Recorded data
* * *
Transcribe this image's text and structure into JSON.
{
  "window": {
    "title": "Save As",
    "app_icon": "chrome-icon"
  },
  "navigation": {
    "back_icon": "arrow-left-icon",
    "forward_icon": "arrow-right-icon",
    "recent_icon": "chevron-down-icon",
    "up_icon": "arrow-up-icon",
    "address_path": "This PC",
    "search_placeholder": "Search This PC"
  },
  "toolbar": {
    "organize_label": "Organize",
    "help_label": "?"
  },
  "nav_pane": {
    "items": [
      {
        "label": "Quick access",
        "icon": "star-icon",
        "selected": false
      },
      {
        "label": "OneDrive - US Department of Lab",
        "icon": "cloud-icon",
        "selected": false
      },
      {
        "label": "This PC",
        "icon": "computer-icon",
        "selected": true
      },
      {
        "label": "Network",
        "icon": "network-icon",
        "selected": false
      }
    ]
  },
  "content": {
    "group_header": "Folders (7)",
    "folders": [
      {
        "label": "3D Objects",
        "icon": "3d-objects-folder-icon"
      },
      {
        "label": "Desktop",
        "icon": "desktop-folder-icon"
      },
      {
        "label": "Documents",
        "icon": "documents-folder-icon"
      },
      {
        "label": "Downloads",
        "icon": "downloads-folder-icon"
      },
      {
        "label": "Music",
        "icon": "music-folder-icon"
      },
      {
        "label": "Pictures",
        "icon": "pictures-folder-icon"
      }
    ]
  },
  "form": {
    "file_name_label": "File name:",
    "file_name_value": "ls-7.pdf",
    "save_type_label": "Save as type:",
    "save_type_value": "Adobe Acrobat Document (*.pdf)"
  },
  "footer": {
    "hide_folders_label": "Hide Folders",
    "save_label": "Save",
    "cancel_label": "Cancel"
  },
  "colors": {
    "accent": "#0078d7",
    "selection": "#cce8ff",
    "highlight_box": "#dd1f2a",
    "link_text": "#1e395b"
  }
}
* * *
**STATED PROBLEM**
Write the entire listing out again, word for word.

**RESPONSE**
Transcribe this image's text and structure into JSON.
{
  "window": {
    "title": "Save As",
    "app_icon": "chrome-icon"
  },
  "navigation": {
    "back_icon": "arrow-left-icon",
    "forward_icon": "arrow-right-icon",
    "recent_icon": "chevron-down-icon",
    "up_icon": "arrow-up-icon",
    "address_path": "This PC",
    "search_placeholder": "Search This PC"
  },
  "toolbar": {
    "organize_label": "Organize",
    "help_label": "?"
  },
  "nav_pane": {
    "items": [
      {
        "label": "Quick access",
        "icon": "star-icon",
        "selected": false
      },
      {
        "label": "OneDrive - US Department of Lab",
        "icon": "cloud-icon",
        "selected": false
      },
      {
        "label": "This PC",
        "icon": "computer-icon",
        "selected": true
      },
      {
        "label": "Network",
        "icon": "network-icon",
        "selected": false
      }
    ]
  },
  "content": {
    "group_header": "Folders (7)",
    "folders": [
      {
        "label": "3D Objects",
        "icon": "3d-objects-folder-icon"
      },
      {
        "label": "Desktop",
        "icon": "desktop-folder-icon"
      },
      {
        "label": "Documents",
        "icon": "documents-folder-icon"
      },
      {
        "label": "Downloads",
        "icon": "downloads-folder-icon"
      },
      {
        "label": "Music",
        "icon": "music-folder-icon"
      },
      {
        "label": "Pictures",
        "icon": "pictures-folder-icon"
      }
    ]
  },
  "form": {
    "file_name_label": "File name:",
    "file_name_value": "ls-7.pdf",
    "save_type_label": "Save as type:",
    "save_type_value": "Adobe Acrobat Document (*.pdf)"
  },
  "footer": {
    "hide_folders_label": "Hide Folders",
    "save_label": "Save",
    "cancel_label": "Cancel"
  },
  "colors": {
    "accent": "#0078d7",
    "selection": "#cce8ff",
    "highlight_box": "#dd1f2a",
    "link_text": "#1e395b"
  }
}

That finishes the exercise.